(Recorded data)
----------

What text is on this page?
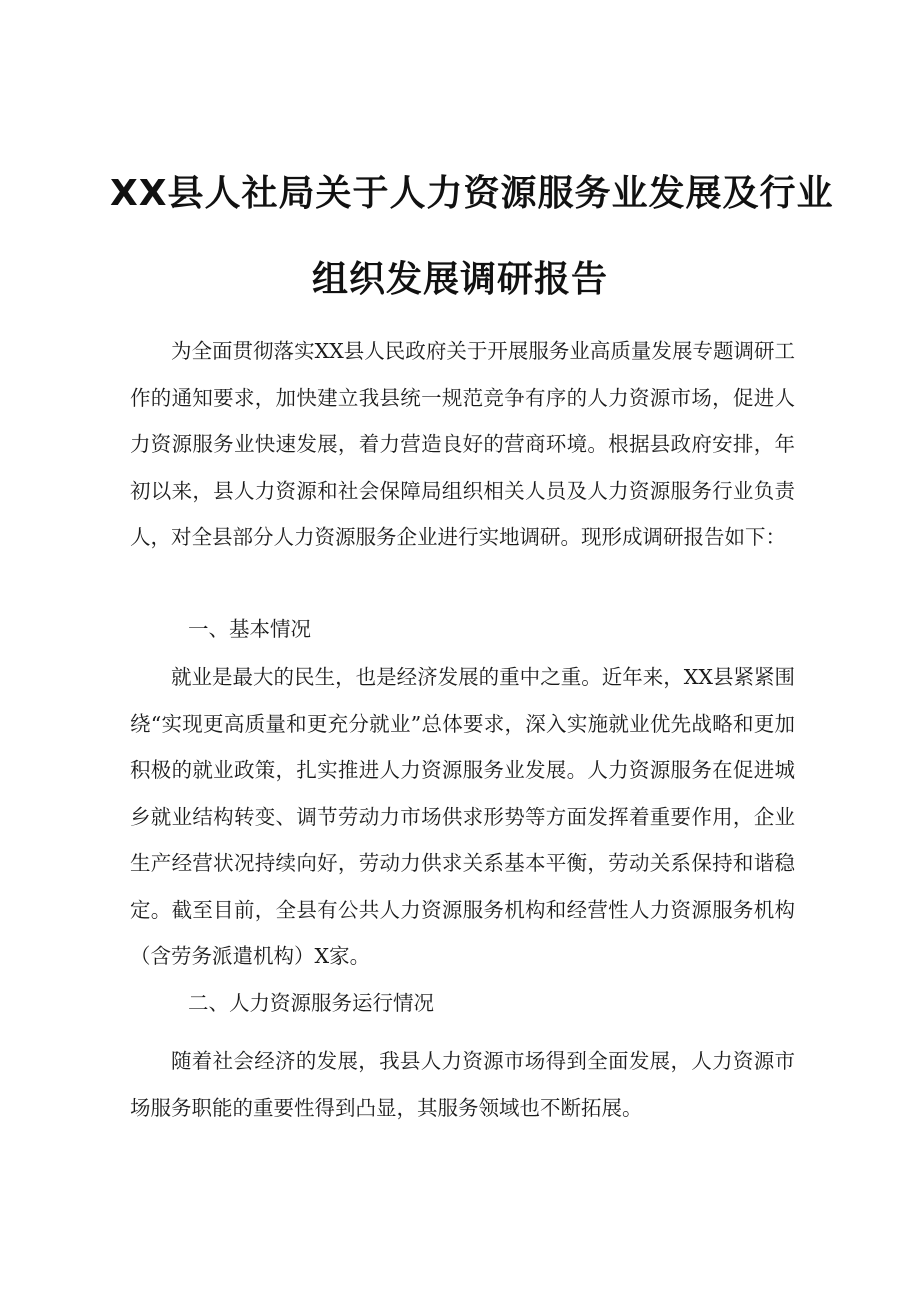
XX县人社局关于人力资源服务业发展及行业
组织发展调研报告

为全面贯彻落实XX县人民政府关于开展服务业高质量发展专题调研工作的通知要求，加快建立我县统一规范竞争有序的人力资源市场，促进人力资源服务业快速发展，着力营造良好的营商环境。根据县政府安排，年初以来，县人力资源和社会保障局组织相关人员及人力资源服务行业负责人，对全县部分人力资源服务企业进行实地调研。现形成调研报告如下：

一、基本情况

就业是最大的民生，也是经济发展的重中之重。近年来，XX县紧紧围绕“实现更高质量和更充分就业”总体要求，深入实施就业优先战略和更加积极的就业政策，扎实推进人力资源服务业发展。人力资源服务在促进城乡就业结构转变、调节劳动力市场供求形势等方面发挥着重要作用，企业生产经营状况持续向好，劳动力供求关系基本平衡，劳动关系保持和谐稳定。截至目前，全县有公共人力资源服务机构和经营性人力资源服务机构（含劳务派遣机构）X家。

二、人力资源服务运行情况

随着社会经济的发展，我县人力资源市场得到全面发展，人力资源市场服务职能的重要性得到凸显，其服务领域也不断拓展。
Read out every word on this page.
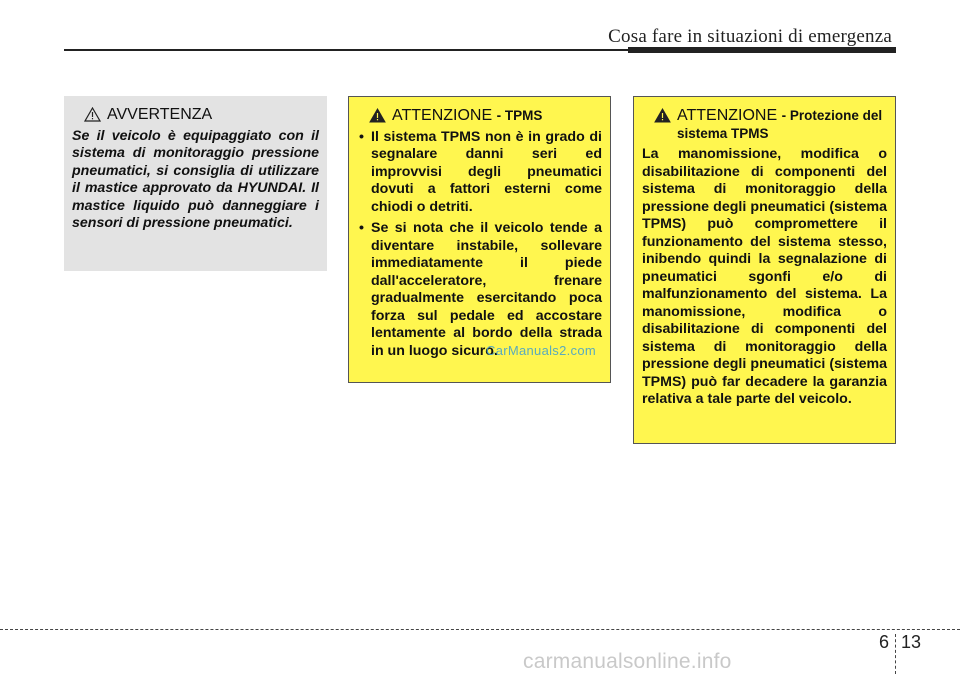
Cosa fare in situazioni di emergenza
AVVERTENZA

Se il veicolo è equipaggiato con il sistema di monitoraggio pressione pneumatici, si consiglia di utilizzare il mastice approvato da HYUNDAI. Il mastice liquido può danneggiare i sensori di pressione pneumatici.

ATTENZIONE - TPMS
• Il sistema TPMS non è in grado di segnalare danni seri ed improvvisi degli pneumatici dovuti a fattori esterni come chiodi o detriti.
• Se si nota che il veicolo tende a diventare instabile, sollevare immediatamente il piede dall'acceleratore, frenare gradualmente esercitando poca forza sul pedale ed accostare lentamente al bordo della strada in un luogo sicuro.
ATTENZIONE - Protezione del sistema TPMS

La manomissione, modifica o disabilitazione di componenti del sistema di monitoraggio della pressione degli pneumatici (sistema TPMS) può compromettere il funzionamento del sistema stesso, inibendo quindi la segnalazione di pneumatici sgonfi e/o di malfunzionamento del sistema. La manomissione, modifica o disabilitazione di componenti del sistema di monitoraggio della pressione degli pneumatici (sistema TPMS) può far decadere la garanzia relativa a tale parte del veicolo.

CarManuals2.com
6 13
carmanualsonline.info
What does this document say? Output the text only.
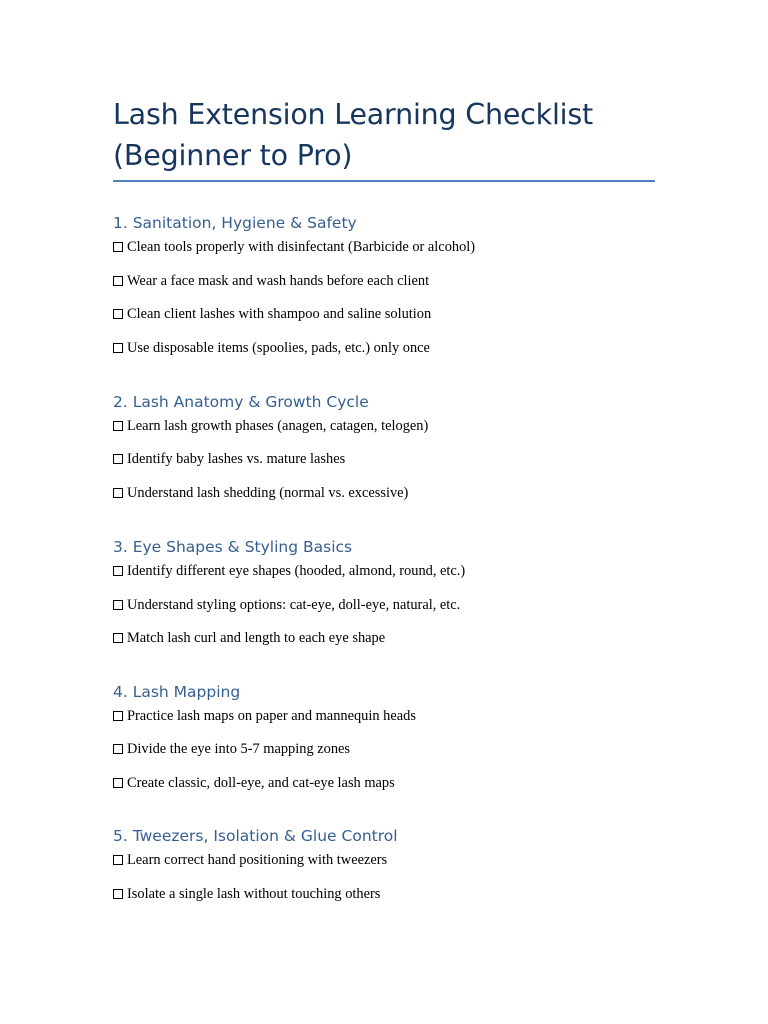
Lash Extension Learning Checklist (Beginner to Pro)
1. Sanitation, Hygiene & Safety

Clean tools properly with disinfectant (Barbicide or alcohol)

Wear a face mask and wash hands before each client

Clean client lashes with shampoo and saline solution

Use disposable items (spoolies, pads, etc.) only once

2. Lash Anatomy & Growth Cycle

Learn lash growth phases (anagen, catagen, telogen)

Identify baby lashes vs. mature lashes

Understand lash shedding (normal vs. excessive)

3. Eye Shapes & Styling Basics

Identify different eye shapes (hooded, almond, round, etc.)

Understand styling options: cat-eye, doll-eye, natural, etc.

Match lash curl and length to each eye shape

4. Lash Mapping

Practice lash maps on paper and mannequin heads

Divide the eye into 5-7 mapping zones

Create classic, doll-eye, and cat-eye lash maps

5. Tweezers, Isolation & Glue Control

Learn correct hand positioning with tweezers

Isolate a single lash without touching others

----------

> [THE REQUEST]: Report all lines of the material that contain the word "Identify".

> [SOLUTION FOR THIS PROBLEM]:
Identify baby lashes vs. mature lashes
Identify different eye shapes (hooded, almond, round, etc.)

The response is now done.